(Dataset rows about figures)
>> START
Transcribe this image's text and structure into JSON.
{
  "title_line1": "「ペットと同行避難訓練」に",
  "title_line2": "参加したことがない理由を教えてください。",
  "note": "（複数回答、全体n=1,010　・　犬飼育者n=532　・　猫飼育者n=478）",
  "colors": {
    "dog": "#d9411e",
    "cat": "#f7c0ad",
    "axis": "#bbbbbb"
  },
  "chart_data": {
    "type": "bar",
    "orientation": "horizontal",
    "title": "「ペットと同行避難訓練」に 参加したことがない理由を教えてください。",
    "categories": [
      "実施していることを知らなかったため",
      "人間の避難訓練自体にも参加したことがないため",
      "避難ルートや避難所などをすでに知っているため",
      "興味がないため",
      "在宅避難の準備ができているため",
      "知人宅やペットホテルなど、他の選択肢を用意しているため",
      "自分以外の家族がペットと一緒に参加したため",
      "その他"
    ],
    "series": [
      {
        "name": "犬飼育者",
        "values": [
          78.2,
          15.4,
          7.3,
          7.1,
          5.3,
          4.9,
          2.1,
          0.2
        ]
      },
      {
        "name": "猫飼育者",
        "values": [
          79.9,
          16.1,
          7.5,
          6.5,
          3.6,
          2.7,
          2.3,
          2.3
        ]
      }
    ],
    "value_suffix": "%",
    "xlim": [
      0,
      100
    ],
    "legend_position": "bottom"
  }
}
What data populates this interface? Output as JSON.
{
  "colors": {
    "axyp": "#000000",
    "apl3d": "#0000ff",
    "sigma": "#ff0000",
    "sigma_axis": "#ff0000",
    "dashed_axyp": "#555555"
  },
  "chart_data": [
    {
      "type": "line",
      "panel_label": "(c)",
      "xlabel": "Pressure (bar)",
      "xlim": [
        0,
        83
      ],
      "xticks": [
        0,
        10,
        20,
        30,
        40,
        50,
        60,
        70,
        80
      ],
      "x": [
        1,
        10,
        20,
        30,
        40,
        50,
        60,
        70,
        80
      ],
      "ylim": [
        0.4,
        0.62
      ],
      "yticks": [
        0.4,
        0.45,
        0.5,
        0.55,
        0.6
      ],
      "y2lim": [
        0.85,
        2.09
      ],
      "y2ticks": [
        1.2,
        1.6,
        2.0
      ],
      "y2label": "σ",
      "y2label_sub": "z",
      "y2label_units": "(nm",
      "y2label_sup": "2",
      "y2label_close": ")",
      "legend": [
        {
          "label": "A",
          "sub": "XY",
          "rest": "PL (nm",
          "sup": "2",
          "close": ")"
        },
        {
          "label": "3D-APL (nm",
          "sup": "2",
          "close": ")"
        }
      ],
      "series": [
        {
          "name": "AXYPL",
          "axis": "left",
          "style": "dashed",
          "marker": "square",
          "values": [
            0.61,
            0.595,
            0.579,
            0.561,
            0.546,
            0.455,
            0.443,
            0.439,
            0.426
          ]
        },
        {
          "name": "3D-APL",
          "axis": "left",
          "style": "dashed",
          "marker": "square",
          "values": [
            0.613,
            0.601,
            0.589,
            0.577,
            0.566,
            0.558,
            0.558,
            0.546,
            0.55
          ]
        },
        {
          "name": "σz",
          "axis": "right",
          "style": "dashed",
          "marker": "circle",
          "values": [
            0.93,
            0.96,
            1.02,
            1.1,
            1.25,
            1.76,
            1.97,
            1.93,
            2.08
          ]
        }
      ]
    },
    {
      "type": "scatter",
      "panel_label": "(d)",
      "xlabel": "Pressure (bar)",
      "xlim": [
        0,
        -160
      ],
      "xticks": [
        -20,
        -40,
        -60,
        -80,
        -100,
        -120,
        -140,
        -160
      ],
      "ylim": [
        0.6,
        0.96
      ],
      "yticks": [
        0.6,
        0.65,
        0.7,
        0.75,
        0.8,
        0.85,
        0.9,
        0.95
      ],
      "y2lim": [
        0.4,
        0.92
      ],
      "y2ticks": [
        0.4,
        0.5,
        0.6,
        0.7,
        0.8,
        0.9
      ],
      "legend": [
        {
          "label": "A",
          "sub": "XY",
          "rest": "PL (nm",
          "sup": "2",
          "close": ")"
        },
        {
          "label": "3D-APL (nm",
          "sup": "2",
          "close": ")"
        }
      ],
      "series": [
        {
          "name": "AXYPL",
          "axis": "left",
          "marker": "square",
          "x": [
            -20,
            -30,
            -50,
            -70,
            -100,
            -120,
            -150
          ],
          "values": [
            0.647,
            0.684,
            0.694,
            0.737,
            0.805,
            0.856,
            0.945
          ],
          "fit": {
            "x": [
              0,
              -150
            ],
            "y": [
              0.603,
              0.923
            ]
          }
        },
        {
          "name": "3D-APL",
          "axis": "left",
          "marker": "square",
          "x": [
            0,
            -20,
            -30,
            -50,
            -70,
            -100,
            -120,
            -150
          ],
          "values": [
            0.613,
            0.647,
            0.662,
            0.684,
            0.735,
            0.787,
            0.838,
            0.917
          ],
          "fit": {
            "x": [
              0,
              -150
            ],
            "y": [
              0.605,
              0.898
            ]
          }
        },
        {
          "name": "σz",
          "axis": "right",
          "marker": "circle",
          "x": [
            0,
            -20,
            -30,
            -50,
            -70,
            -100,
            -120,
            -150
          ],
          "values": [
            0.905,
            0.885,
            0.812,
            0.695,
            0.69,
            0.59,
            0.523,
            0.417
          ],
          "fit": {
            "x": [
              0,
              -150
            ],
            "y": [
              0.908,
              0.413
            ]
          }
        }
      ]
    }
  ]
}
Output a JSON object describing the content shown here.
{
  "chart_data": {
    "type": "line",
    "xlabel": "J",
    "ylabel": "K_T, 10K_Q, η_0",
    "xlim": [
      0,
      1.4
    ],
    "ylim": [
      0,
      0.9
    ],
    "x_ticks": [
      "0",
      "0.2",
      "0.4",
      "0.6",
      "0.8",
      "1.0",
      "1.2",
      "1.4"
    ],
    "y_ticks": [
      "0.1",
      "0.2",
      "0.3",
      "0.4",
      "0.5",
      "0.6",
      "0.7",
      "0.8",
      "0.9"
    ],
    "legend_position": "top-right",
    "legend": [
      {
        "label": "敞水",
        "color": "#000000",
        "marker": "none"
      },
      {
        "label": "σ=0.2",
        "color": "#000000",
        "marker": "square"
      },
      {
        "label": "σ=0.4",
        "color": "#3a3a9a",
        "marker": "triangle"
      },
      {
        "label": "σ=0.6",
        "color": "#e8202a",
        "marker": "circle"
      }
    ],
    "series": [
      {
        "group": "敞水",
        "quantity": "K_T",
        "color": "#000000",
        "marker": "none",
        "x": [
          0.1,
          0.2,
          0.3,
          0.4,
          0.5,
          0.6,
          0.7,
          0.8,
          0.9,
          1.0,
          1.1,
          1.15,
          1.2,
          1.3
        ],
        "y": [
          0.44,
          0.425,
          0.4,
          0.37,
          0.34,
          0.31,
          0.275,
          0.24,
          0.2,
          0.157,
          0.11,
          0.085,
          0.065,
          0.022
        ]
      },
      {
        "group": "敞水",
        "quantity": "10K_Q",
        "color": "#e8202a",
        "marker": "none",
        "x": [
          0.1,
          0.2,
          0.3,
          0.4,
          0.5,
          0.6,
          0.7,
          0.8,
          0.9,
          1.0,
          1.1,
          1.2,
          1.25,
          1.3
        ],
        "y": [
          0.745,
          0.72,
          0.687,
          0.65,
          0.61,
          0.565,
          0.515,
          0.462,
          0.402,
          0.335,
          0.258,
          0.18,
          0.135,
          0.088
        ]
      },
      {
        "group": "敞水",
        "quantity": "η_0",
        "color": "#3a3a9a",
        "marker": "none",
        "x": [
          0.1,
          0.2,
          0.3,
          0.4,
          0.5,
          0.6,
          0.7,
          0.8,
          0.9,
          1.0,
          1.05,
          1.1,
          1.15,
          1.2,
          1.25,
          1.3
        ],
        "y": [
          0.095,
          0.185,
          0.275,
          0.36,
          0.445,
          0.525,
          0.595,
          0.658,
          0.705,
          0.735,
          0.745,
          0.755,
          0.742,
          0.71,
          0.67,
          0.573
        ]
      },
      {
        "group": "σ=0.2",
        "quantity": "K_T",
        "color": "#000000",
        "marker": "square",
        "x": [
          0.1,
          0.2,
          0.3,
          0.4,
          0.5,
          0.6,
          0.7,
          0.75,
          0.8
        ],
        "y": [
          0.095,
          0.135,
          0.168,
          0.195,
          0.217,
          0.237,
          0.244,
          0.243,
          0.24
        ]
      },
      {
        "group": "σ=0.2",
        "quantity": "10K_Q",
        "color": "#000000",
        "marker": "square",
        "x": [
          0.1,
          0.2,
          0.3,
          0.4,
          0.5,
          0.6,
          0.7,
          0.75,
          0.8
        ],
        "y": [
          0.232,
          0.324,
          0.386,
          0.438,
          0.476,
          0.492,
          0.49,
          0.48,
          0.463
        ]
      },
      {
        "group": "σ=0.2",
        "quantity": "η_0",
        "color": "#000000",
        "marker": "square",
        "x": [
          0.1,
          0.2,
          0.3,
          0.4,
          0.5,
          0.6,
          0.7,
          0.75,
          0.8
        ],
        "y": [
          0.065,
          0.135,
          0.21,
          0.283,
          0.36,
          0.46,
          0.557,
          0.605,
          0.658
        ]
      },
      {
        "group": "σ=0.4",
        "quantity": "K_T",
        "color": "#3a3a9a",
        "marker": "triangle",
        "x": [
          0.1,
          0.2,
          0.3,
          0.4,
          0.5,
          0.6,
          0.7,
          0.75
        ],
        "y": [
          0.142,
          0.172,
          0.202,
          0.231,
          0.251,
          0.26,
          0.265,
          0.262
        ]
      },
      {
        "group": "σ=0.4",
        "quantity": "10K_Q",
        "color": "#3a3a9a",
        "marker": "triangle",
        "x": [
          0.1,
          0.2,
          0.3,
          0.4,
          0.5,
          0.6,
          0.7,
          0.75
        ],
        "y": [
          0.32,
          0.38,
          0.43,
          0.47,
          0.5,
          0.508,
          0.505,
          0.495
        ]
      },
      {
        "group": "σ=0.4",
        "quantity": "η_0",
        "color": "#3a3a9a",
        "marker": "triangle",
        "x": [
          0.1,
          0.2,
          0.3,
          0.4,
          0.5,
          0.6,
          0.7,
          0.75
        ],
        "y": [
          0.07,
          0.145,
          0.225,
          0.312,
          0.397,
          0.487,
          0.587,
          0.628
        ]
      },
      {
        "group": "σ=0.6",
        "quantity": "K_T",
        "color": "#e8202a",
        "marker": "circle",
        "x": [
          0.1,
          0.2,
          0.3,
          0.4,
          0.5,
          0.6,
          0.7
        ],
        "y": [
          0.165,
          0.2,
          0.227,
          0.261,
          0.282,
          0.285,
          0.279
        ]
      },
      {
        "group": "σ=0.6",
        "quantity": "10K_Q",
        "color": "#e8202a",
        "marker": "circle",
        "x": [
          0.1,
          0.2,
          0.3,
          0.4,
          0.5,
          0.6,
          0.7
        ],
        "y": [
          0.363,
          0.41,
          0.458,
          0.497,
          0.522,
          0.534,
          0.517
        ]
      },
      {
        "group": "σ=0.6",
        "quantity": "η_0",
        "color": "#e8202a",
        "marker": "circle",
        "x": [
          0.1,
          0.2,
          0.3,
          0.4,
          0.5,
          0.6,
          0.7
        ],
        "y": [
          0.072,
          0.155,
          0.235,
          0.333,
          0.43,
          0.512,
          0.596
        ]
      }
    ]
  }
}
>> END
§ DIRECTIONS:
From the entries above, copy every line where the word "this" shows up.

§ EXERCISE ANSWER:
Transcribe this image's text and structure into JSON.
What data populates this interface? Output as JSON.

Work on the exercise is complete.